[Extrait choisi]

L’excision conduit 3 femmes devant le Parquet, ont e raconte ! Dans la nuit du 1er juillet 2026, le Procureur de la République près le Tribunal de Première Instance de Bongouanou était informé par le Commissaire de Police de la ville, de ce qu’une personne anonyme venait de porter à sa connaissance qu’un mouvement inhabituel de femmes d’un certain âge, accompagnées de fillettes, était observé aux abords du domicile de la dénommée TRAORE Mariam, sis au quartier Kangandi de la commune de Bongouanou, où elles entraient et en ressortaient.
Sur instruction du Procureur de la République, le Commissaire de Police dépêchait un équipage sur les lieux, où les agents découvraient cinq (05) fillettes âgées de cinq (05) à huit (08) ans, qui venaient d’être excisées, qu’ils conduisaient à l’hôpital pour une prise en charge médicale adéquate.
En outre, les agents interpellaient les nommées :
– SAWADOGO Assata, soixante (60) ans,
– SAWADOGO Manata, soixante-douze (72) ans et
– TRAORE Mariam, trente et un (31) ans, mère de l’une des fillettes, âgée de cinq (05) ans, par ailleurs nourrice de jumeaux.
Une enquête a été immédiatement ouverte, et les personnes interpellées placées en garde à vue. À l’issue des investigations, les susnommées ont été déférées, ce mardi 07 juillet 2026, au Parquet pour répondre de leurs actes devant le Tribunal Correctionnel des flagrants délits de Bongouanou.
Les faits qui leur sont reprochés, d’une particulière gravité, sont constitutifs du délit de mutilation génitale, prévu et puni par les articles 394, 395, 396 et 397 du Code Pénal.
C’est le lieu pour le Procureur de la République d’exhorter les populations qui continuent encore à s’y adonner à abandonner l’excision, pratique rétrograde, interdite par les lois de la République et qui expose ses adeptes à des poursuites judiciaires ainsi qu’à de lourdes sanctions pénales.

[/Extrait choisi]
[Extrait de données]

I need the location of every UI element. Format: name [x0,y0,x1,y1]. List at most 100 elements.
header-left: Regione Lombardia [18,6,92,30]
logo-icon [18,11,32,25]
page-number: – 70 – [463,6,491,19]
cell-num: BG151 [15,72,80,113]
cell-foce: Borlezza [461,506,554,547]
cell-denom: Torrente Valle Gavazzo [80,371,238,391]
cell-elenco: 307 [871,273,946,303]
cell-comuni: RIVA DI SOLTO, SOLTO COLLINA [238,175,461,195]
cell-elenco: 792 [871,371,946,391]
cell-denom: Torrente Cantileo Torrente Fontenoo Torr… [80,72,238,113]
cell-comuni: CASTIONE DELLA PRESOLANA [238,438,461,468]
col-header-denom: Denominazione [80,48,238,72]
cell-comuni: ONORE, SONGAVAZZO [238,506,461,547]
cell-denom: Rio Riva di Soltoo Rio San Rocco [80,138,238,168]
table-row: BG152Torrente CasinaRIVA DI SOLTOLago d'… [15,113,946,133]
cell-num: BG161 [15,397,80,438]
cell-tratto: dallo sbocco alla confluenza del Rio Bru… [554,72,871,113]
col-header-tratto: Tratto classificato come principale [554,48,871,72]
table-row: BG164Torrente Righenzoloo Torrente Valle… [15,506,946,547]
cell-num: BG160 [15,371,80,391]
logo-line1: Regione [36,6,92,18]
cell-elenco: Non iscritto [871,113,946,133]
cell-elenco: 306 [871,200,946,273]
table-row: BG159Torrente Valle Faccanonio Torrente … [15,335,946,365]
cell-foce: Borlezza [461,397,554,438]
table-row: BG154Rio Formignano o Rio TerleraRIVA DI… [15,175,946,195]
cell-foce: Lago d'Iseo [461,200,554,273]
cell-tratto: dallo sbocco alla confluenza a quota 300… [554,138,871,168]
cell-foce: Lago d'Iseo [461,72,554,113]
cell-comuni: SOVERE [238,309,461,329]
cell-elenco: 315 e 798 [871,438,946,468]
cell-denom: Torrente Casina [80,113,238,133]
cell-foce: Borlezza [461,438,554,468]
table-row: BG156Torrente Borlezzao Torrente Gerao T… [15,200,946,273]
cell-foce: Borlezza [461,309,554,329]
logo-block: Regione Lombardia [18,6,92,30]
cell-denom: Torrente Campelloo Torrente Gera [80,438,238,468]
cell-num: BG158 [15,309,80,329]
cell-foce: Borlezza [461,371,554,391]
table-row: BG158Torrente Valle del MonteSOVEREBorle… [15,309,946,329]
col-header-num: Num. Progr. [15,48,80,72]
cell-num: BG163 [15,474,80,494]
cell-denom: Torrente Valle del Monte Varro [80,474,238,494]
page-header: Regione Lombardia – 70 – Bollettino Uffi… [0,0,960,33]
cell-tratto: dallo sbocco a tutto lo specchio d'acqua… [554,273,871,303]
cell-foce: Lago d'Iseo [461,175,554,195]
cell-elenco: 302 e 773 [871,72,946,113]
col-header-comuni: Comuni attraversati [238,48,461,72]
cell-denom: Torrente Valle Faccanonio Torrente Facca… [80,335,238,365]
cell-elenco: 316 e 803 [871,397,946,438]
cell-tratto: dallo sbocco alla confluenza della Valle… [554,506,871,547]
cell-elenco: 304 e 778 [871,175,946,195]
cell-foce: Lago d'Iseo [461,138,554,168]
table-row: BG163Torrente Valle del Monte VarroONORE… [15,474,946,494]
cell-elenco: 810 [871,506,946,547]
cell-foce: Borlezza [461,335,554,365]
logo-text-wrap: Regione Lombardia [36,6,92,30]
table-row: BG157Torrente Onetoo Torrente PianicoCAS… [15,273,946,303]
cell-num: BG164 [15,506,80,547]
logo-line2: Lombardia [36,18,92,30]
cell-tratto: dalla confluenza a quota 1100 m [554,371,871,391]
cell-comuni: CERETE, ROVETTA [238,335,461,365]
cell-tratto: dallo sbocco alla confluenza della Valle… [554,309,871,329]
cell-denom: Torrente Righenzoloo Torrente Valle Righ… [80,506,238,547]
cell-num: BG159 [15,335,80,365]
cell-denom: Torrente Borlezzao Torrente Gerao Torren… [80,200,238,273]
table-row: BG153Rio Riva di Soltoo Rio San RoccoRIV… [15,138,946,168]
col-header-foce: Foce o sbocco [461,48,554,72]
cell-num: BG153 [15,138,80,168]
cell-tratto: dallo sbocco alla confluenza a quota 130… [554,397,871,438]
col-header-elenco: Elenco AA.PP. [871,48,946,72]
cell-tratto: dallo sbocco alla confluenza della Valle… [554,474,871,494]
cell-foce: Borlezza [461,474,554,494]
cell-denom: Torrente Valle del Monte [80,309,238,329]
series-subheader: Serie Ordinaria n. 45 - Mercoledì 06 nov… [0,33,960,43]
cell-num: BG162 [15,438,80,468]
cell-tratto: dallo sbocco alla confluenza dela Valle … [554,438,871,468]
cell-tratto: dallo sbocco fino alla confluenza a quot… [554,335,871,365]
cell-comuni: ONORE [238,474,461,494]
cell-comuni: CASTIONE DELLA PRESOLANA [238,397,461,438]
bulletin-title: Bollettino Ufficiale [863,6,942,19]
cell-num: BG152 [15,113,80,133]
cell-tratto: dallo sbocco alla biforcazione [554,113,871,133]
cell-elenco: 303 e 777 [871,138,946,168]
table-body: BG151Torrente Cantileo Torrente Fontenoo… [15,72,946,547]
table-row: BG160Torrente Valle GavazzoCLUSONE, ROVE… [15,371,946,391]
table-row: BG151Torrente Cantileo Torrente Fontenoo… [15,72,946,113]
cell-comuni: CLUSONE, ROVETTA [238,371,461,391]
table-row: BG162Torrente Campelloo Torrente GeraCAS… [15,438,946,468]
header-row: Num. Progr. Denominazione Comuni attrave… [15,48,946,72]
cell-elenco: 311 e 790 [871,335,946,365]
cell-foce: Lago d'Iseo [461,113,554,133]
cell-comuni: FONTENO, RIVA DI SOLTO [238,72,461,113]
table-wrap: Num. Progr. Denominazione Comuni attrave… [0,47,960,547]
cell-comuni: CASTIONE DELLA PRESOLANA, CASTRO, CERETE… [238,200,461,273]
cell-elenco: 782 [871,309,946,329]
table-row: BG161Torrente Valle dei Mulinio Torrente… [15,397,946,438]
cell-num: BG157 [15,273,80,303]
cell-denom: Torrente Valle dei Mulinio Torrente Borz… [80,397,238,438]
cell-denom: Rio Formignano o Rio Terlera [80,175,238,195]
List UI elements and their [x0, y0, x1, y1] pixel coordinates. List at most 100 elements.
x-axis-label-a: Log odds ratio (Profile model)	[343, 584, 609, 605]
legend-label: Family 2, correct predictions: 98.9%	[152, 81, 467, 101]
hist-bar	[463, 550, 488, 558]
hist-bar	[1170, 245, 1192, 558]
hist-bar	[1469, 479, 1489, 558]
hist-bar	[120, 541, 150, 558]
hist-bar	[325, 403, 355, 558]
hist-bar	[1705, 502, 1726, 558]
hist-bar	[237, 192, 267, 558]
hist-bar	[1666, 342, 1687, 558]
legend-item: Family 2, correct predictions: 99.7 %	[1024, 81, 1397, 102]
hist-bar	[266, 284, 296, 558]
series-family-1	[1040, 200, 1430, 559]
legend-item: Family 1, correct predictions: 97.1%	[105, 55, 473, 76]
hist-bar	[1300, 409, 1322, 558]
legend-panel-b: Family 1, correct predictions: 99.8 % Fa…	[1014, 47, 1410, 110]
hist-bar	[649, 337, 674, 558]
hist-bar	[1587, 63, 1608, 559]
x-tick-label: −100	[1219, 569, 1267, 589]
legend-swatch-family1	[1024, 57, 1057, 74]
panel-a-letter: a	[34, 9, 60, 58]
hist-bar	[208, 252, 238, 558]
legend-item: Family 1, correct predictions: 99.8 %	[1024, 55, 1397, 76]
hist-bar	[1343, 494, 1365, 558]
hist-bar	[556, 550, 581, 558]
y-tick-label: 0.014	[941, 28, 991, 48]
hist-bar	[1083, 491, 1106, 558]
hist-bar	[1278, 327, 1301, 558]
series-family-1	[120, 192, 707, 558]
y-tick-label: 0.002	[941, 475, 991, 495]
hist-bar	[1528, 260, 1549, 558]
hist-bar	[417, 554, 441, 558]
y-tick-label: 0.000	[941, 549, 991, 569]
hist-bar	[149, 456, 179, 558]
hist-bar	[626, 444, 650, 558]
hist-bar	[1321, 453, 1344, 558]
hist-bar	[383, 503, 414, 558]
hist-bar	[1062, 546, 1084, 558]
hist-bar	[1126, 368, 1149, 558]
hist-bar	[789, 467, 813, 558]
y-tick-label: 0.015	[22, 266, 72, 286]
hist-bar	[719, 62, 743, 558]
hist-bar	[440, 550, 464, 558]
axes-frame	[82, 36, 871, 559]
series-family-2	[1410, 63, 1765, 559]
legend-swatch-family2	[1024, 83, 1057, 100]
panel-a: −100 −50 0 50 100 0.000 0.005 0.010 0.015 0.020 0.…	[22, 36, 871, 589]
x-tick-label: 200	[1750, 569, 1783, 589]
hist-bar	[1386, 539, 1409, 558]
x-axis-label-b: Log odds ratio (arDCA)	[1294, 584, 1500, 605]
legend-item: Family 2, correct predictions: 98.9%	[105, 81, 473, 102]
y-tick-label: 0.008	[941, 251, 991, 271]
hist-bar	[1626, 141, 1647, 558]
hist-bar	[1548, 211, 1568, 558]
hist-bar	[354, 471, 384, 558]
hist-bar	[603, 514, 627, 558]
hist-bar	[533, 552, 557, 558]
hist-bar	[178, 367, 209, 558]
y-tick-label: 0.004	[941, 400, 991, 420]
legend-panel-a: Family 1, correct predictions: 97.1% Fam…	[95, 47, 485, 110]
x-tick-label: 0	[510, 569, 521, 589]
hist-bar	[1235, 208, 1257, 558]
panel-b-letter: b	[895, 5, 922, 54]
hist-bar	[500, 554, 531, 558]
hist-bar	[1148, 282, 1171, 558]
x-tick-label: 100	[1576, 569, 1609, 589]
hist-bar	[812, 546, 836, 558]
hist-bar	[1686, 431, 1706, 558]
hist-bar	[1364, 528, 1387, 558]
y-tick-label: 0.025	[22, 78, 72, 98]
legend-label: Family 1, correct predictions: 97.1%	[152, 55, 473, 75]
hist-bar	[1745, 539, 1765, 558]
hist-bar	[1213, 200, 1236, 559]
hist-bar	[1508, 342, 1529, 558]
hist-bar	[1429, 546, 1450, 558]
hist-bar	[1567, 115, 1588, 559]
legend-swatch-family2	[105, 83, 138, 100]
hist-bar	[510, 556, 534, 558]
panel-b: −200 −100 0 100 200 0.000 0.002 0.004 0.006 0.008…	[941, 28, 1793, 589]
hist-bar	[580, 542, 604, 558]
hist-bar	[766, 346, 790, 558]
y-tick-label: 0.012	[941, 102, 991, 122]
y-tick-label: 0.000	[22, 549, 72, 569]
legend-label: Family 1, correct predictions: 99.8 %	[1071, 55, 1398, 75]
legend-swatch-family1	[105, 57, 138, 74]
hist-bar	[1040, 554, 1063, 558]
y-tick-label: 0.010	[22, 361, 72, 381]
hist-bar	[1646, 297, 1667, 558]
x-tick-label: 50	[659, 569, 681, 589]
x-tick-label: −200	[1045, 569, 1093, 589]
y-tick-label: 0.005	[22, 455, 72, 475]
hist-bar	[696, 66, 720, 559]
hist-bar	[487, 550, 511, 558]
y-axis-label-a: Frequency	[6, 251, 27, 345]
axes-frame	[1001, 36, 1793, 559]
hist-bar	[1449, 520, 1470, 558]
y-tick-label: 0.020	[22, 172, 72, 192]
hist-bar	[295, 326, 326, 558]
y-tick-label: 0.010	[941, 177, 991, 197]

[/Extrait de données]

Consigne
Résumez en deux phrases l’extrait choisi sur l’affaire d’excision de Bongouanou.

Réponse
Dans la nuit du 1er juillet 2026, à la suite d’un signalement anonyme, des agents de police ont découvert au domicile de TRAORE Mariam, à Bongouanou, cinq fillettes de cinq à huit ans qui venaient d’être excisées, les ont conduites à l’hôpital et ont interpellé trois femmes. Après une enquête et une garde à vue, ces femmes ont été déférées au Parquet le mardi 7 juillet 2026 pour délit de mutilation génitale, et le Procureur de la République exhorte les populations à abandonner l’excision, pratique interdite par les lois de la République.